TEXTE EXTRAIT:
|---|
La filière des fruits et légumes tire les leçons de la crise de l'E.coli
Les Assises des fruits et légumes, qui se sont déroulées le 25 octobre à Paris, ont consacré de leurs travaux aux leçons à tirer de la crise de l'Escherichia Coli. À défaut d'éviter que ce genre d'événement ne se reproduise à l'avenir, autant le gérer au mieux et en limiter les effets défavorables.
La crise de l'E.Coli a fortement affecté la filière française, en particulier pour les producteurs de concombre, injustement accusé d'être le vecteur de la bactérie. © Réussir
« La gestion de la crise a été épouvantable en Allemagne et dans l'Union européenne. On n'a pas encore réussi à rétablir une situation satisfaisante » déplore Pierre Diot, président de l'AOP nationale Tomates et concombres de France. Accusé au départ d'être porteur d'une souche très virulente d'Escherichia Coli, le concombre a été mis hors de cause quand les autorités sanitaires allemandes ont découvert, quelques jours plus tard, que la bactérie tueuse avait contaminé des graines germées. Entre-temps, le mal a été fait : les consommateurs se sont détournés massivement du concombre, les cours se sont effondrés et la crise s'est étendue à la tomate.
La difficile communication
Première leçon donc : l'absolue nécessité de livrer des informations vérifiées aux médias. Ce que n'ont pas fait hélas les Allemands. La France n'est pas épargnée : « le gouvernement a été frileux pour dédouaner les produits français » estime pour sa part Jacques Rouchaussé, secrétaire général de Légumes de France.
Même si rétorque, Jean-Marc Bournigal, le directeur de cabinet de Bruno Le Maire, les pouvoirs publics étaient dans l'impossibilité de communiquer et de répondre aux attentes des médias puisqu'ils ne savaient pas grand-chose. « Le temps scientifique n'est pas le temps médiatique » observe Ambroise Martin, professeur de nutrition, expert à l'Agence nationale de sécurité sanitaire (Anses). Même s'il faut faire avec.
|---|
Lignes des boîtes d'éléments d'image
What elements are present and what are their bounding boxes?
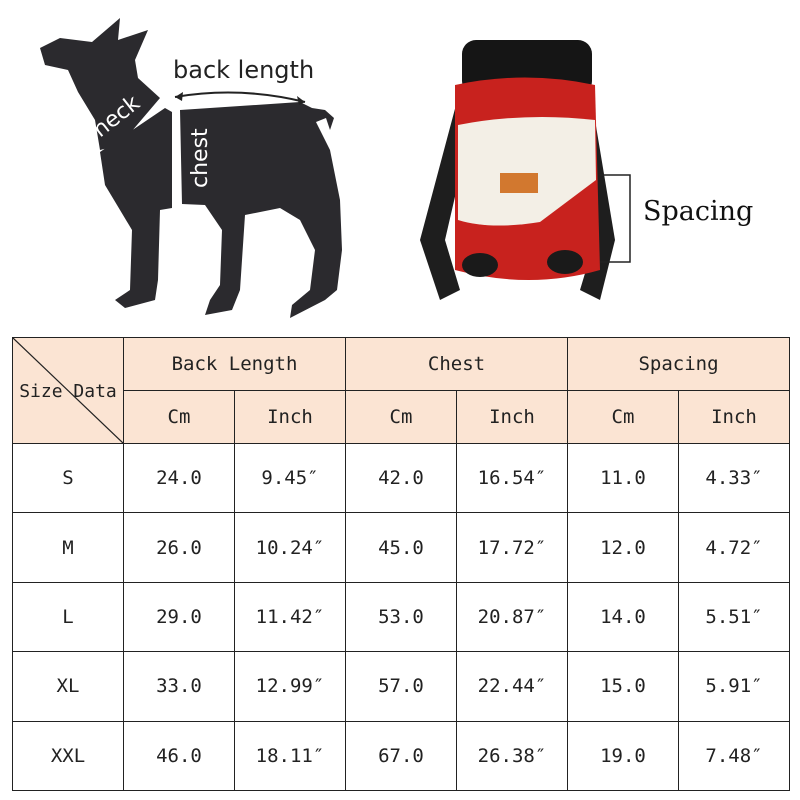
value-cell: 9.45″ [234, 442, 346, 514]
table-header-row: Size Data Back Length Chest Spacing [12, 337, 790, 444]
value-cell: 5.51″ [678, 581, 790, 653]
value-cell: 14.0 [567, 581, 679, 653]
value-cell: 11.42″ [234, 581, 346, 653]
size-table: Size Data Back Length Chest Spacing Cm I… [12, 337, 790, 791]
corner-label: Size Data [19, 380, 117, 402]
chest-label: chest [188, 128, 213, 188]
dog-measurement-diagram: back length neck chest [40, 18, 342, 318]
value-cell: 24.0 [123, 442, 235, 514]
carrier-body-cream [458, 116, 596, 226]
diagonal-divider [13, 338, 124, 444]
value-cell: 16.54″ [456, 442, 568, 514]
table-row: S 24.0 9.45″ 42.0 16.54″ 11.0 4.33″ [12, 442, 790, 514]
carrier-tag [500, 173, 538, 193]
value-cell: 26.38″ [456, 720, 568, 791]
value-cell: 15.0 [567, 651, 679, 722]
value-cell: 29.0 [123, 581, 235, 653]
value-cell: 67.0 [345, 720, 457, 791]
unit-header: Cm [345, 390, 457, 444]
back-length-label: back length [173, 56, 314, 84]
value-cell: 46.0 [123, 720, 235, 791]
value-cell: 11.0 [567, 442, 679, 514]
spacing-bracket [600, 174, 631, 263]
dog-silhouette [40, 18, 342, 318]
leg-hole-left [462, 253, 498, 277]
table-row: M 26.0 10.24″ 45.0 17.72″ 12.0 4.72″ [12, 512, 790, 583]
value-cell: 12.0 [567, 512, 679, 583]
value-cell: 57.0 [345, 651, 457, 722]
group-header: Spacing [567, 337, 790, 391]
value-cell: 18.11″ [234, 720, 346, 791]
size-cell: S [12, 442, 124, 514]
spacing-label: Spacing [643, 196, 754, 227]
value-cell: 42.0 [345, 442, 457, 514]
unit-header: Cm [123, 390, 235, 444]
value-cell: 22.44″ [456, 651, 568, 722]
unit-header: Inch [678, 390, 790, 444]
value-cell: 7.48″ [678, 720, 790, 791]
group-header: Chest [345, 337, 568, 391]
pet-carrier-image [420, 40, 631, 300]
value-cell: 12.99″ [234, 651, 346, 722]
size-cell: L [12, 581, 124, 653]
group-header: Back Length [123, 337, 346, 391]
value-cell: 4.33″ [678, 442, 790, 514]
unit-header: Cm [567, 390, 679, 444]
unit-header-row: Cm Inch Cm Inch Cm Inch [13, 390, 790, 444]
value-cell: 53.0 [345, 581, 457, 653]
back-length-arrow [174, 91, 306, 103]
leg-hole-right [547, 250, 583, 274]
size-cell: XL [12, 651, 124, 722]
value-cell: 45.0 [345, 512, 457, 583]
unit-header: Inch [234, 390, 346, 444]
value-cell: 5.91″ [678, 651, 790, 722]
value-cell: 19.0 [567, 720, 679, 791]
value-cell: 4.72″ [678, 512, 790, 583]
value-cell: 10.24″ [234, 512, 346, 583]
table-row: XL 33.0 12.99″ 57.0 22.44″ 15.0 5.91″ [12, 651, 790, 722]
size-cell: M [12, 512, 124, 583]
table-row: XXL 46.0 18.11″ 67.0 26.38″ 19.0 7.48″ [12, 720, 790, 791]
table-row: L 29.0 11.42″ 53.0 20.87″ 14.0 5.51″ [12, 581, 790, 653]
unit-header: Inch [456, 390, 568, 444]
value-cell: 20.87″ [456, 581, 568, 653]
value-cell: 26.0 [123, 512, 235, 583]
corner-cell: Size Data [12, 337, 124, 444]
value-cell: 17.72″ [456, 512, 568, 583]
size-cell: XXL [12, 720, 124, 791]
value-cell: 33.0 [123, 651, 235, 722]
|---|
TRAVAIL DEMANDÉ:
**1.** D'après l'article sur la crise de l'E. coli, quel jour et dans quelle ville se sont tenues les Assises des fruits et légumes ?
**2.** Poursuivez l'article sur la crise de l'E. coli à partir de sa dernière phrase.
Les lignes n'interviennent pas dans cet exercice.

RÉSULTATS ATTENDUS:
**1.** Le 25 octobre, à Paris.

**2.**
Se préparer à l'imprévisible
La filière fait également son mea culpa. « Nous n'avons pas parlé d'hygiène » déplore Frédéric Descrozaille, le directeur d'Interfel et Bruno Piton, de l'Union nationale du commerce de gros des fruits et légumes. Surtout les professionnels se reprochent de ne pas voir diffusé le guide de bonnes pratiques d'hygiène pour limiter les contaminations. Ne serait-ce que de se laver les mains, avant de manipuler des fruits et légumes.
Ce que confirme Louis Orenga, directeur du Centre d'Information des viandes, fort de l'expérience acquise dans la gestion de crise de la vache folle. « Il faut donner une info de proximité utile pour le consommateur » avant de délivrer quelques conseils sur la nécessité de diffuser un message cohérent et de ne pas cacher les informations. « Dire quelque chose est dangereux, ne rien dire l'est encore plus », insiste-t-il. Et livrer bien entendu « des informations dont on est sûr ».
Se préparer à d'autres crises
Tout le monde est également d'accord pour reconnaître que d'autres crises surviendront et qu'il « faut se préparer à l'imprévisible ». Ce qui est nouveau, c'est que les crises sanitaires qui frappaient surtout les productions animales, touchent désormais les productions végétales et que la multiplication des échanges, des transports, de la transformation des produits favorisent l'émergence de ces événements.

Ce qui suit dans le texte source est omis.